(Saved data entries)
/---
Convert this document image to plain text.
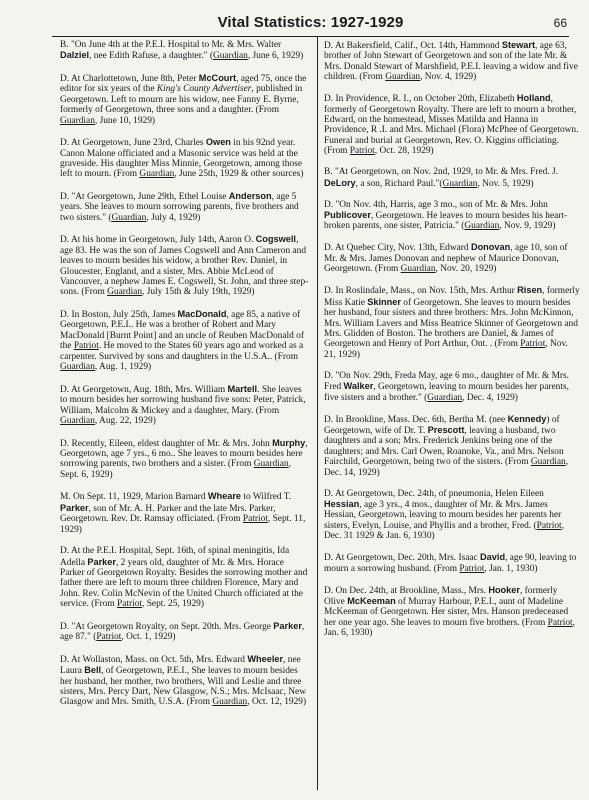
Vital Statistics: 1927-1929	66

B. "On June 4th at the P.E.I. Hospital to Mr. & Mrs. Walter Dalziel, nee Edith Rafuse, a daughter." (Guardian, June 6, 1929)

D. At Charlottetown, June 8th, Peter McCourt, aged 75, once the editor for six years of the King's County Advertiser, published in Georgetown. Left to mourn are his widow, nee Fanny E. Byrne, formerly of Georgetown, three sons and a daughter. (From Guardian, June 10, 1929)

D. At Georgetown, June 23rd, Charles Owen in his 92nd year. Canon Malone officiated and a Masonic service was held at the graveside. His daughter Miss Minnie, Georgetown, among those left to mourn. (From Guardian, June 25th, 1929 & other sources)

D. "At Georgetown, June 29th, Ethel Louise Anderson, age 5 years. She leaves to mourn sorrowing parents, five brothers and two sisters." (Guardian, July 4, 1929)

D. At his home in Georgetown, July 14th, Aaron O. Cogswell, age 83. He was the son of James Cogswell and Ann Cameron and leaves to mourn besides his widow, a brother Rev. Daniel, in Gloucester, England, and a sister, Mrs. Abbie McLeod of Vancouver, a nephew James E. Cogswell, St. John, and three step-sons. (From Guardian, July 15th & July 19th, 1929)

D. In Boston, July 25th, James MacDonald, age 85, a native of Georgetown, P.E.I.. He was a brother of Robert and Mary MacDonald [Burnt Point] and an uncle of Reuben MacDonald of the Patriot. He moved to the States 60 years ago and worked as a carpenter. Survived by sons and daughters in the U.S.A.. (From Guardian, Aug. 1, 1929)

D. At Georgetown, Aug. 18th, Mrs. William Martell. She leaves to mourn besides her sorrowing husband five sons: Peter, Patrick, William, Malcolm & Mickey and a daughter, Mary. (From Guardian, Aug. 22, 1929)

D. Recently, Eileen, eldest daughter of Mr. & Mrs. John Murphy, Georgetown, age 7 yrs., 6 mo.. She leaves to mourn besides here sorrowing parents, two brothers and a sister. (From Guardian, Sept. 6, 1929)

M. On Sept. 11, 1929, Marion Barnard Wheare to Wilfred T. Parker, son of Mr. A. H. Parker and the late Mrs. Parker, Georgetown. Rev. Dr. Ramsay officiated. (From Patriot, Sept. 11, 1929)

D. At the P.E.I. Hospital, Sept. 16th, of spinal meningitis, Ida Adella Parker, 2 years old, daughter of Mr. & Mrs. Horace Parker of Georgetown Royalty. Besides the sorrowing mother and father there are left to mourn three children Florence, Mary and John. Rev. Colin McNevin of the United Church officiated at the service. (From Patriot, Sept. 25, 1929)

D. "At Georgetown Royalty, on Sept. 20th. Mrs. George Parker, age 87." (Patriot, Oct. 1, 1929)

D. At Wollaston, Mass. on Oct. 5th, Mrs. Edward Wheeler, nee Laura Bell, of Georgetown, P.E.I., She leaves to mourn besides her husband, her mother, two brothers, Will and Leslie and three sisters, Mrs. Percy Dart, New Glasgow, N.S.; Mrs. McIsaac, New Glasgow and Mrs. Smith, U.S.A. (From Guardian, Oct. 12, 1929)

D. At Bakersfield, Calif., Oct. 14th, Hammond Stewart, age 63, brother of John Stewart of Georgetown and son of the late Mr. & Mrs. Donald Stewart of Marshfield, P.E.I. leaving a widow and five children. (From Guardian, Nov. 4, 1929)

D. In Providence, R. I., on October 20th, Elizabeth Holland, formerly of Georgetown Royalty. There are left to mourn a brother, Edward, on the homestead, Misses Matilda and Hanna in Providence, R .I. and Mrs. Michael (Flora) McPhee of Georgetown. Funeral and burial at Georgetown, Rev. O. Kiggins officiating. (From Patriot, Oct. 28, 1929)

B. "At Georgetown, on Nov. 2nd, 1929, to Mr. & Mrs. Fred. J. DeLory, a son, Richard Paul."(Guardian, Nov. 5, 1929)

D. "On Nov. 4th, Harris, age 3 mo., son of Mr. & Mrs. John Publicover, Georgetown. He leaves to mourn besides his heart-broken parents, one sister, Patricia." (Guardian, Nov. 9, 1929)

D. At Quebec City, Nov. 13th, Edward Donovan, age 10, son of Mr. & Mrs. James Donovan and nephew of Maurice Donovan, Georgetown. (From Guardian, Nov. 20, 1929)

D. In Roslindale, Mass., on Nov. 15th, Mrs. Arthur Risen, formerly Miss Katie Skinner of Georgetown. She leaves to mourn besides her husband, four sisters and three brothers: Mrs. John McKinnon, Mrs. William Lavers and Miss Beatrice Skinner of Georgetown and Mrs. Glidden of Boston. The brothers are Daniel, & James of Georgetown and Henry of Port Arthur, Ont. . (From Patriot, Nov. 21, 1929)

D. "On Nov. 29th, Freda May, age 6 mo., daughter of Mr. & Mrs. Fred Walker, Georgetown, leaving to mourn besides her parents, five sisters and a brother." (Guardian, Dec. 4, 1929)

D. In Brookline, Mass. Dec. 6th, Bertha M. (nee Kennedy) of Georgetown, wife of Dr. T. Prescott, leaving a husband, two daughters and a son; Mrs. Frederick Jenkins being one of the daughters; and Mrs. Carl Owen, Roanoke, Va., and Mrs. Nelson Fairchild, Georgetown, being two of the sisters. (From Guardian, Dec. 14, 1929)

D. At Georgetown, Dec. 24th, of pneumonia, Helen Eileen Hessian, age 3 yrs., 4 mos., daughter of Mr. & Mrs. James Hessian, Georgetown, leaving to mourn besides her parents her sisters, Evelyn, Louise, and Phyllis and a brother, Fred. (Patriot, Dec. 31 1929 & Jan. 6, 1930)

D. At Georgetown, Dec. 20th, Mrs. Isaac David, age 90, leaving to mourn a sorrowing husband. (From Patriot, Jan. 1, 1930)

D. On Dec. 24th, at Brookline, Mass., Mrs. Hooker, formerly Olive McKeeman of Murray Harbour, P.E.I., aunt of Madeline McKeeman of Georgetown. Her sister, Mrs. Hanson predeceased her one year ago. She leaves to mourn five brothers. (From Patriot, Jan. 6, 1930)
\---
Written task: Return all of the entries word for word, but omit the pictures.

Solution below:
Convert this document image to plain text.
Vital Statistics: 1927-1929	66

B. "On June 4th at the P.E.I. Hospital to Mr. & Mrs. Walter Dalziel, nee Edith Rafuse, a daughter." (Guardian, June 6, 1929)

D. At Charlottetown, June 8th, Peter McCourt, aged 75, once the editor for six years of the King's County Advertiser, published in Georgetown. Left to mourn are his widow, nee Fanny E. Byrne, formerly of Georgetown, three sons and a daughter. (From Guardian, June 10, 1929)

D. At Georgetown, June 23rd, Charles Owen in his 92nd year. Canon Malone officiated and a Masonic service was held at the graveside. His daughter Miss Minnie, Georgetown, among those left to mourn. (From Guardian, June 25th, 1929 & other sources)

D. "At Georgetown, June 29th, Ethel Louise Anderson, age 5 years. She leaves to mourn sorrowing parents, five brothers and two sisters." (Guardian, July 4, 1929)

D. At his home in Georgetown, July 14th, Aaron O. Cogswell, age 83. He was the son of James Cogswell and Ann Cameron and leaves to mourn besides his widow, a brother Rev. Daniel, in Gloucester, England, and a sister, Mrs. Abbie McLeod of Vancouver, a nephew James E. Cogswell, St. John, and three step-sons. (From Guardian, July 15th & July 19th, 1929)

D. In Boston, July 25th, James MacDonald, age 85, a native of Georgetown, P.E.I.. He was a brother of Robert and Mary MacDonald [Burnt Point] and an uncle of Reuben MacDonald of the Patriot. He moved to the States 60 years ago and worked as a carpenter. Survived by sons and daughters in the U.S.A.. (From Guardian, Aug. 1, 1929)

D. At Georgetown, Aug. 18th, Mrs. William Martell. She leaves to mourn besides her sorrowing husband five sons: Peter, Patrick, William, Malcolm & Mickey and a daughter, Mary. (From Guardian, Aug. 22, 1929)

D. Recently, Eileen, eldest daughter of Mr. & Mrs. John Murphy, Georgetown, age 7 yrs., 6 mo.. She leaves to mourn besides here sorrowing parents, two brothers and a sister. (From Guardian, Sept. 6, 1929)

M. On Sept. 11, 1929, Marion Barnard Wheare to Wilfred T. Parker, son of Mr. A. H. Parker and the late Mrs. Parker, Georgetown. Rev. Dr. Ramsay officiated. (From Patriot, Sept. 11, 1929)

D. At the P.E.I. Hospital, Sept. 16th, of spinal meningitis, Ida Adella Parker, 2 years old, daughter of Mr. & Mrs. Horace Parker of Georgetown Royalty. Besides the sorrowing mother and father there are left to mourn three children Florence, Mary and John. Rev. Colin McNevin of the United Church officiated at the service. (From Patriot, Sept. 25, 1929)

D. "At Georgetown Royalty, on Sept. 20th. Mrs. George Parker, age 87." (Patriot, Oct. 1, 1929)

D. At Wollaston, Mass. on Oct. 5th, Mrs. Edward Wheeler, nee Laura Bell, of Georgetown, P.E.I., She leaves to mourn besides her husband, her mother, two brothers, Will and Leslie and three sisters, Mrs. Percy Dart, New Glasgow, N.S.; Mrs. McIsaac, New Glasgow and Mrs. Smith, U.S.A. (From Guardian, Oct. 12, 1929)

D. At Bakersfield, Calif., Oct. 14th, Hammond Stewart, age 63, brother of John Stewart of Georgetown and son of the late Mr. & Mrs. Donald Stewart of Marshfield, P.E.I. leaving a widow and five children. (From Guardian, Nov. 4, 1929)

D. In Providence, R. I., on October 20th, Elizabeth Holland, formerly of Georgetown Royalty. There are left to mourn a brother, Edward, on the homestead, Misses Matilda and Hanna in Providence, R .I. and Mrs. Michael (Flora) McPhee of Georgetown. Funeral and burial at Georgetown, Rev. O. Kiggins officiating. (From Patriot, Oct. 28, 1929)

B. "At Georgetown, on Nov. 2nd, 1929, to Mr. & Mrs. Fred. J. DeLory, a son, Richard Paul."(Guardian, Nov. 5, 1929)

D. "On Nov. 4th, Harris, age 3 mo., son of Mr. & Mrs. John Publicover, Georgetown. He leaves to mourn besides his heart-broken parents, one sister, Patricia." (Guardian, Nov. 9, 1929)

D. At Quebec City, Nov. 13th, Edward Donovan, age 10, son of Mr. & Mrs. James Donovan and nephew of Maurice Donovan, Georgetown. (From Guardian, Nov. 20, 1929)

D. In Roslindale, Mass., on Nov. 15th, Mrs. Arthur Risen, formerly Miss Katie Skinner of Georgetown. She leaves to mourn besides her husband, four sisters and three brothers: Mrs. John McKinnon, Mrs. William Lavers and Miss Beatrice Skinner of Georgetown and Mrs. Glidden of Boston. The brothers are Daniel, & James of Georgetown and Henry of Port Arthur, Ont. . (From Patriot, Nov. 21, 1929)

D. "On Nov. 29th, Freda May, age 6 mo., daughter of Mr. & Mrs. Fred Walker, Georgetown, leaving to mourn besides her parents, five sisters and a brother." (Guardian, Dec. 4, 1929)

D. In Brookline, Mass. Dec. 6th, Bertha M. (nee Kennedy) of Georgetown, wife of Dr. T. Prescott, leaving a husband, two daughters and a son; Mrs. Frederick Jenkins being one of the daughters; and Mrs. Carl Owen, Roanoke, Va., and Mrs. Nelson Fairchild, Georgetown, being two of the sisters. (From Guardian, Dec. 14, 1929)

D. At Georgetown, Dec. 24th, of pneumonia, Helen Eileen Hessian, age 3 yrs., 4 mos., daughter of Mr. & Mrs. James Hessian, Georgetown, leaving to mourn besides her parents her sisters, Evelyn, Louise, and Phyllis and a brother, Fred. (Patriot, Dec. 31 1929 & Jan. 6, 1930)

D. At Georgetown, Dec. 20th, Mrs. Isaac David, age 90, leaving to mourn a sorrowing husband. (From Patriot, Jan. 1, 1930)

D. On Dec. 24th, at Brookline, Mass., Mrs. Hooker, formerly Olive McKeeman of Murray Harbour, P.E.I., aunt of Madeline McKeeman of Georgetown. Her sister, Mrs. Hanson predeceased her one year ago. She leaves to mourn five brothers. (From Patriot, Jan. 6, 1930)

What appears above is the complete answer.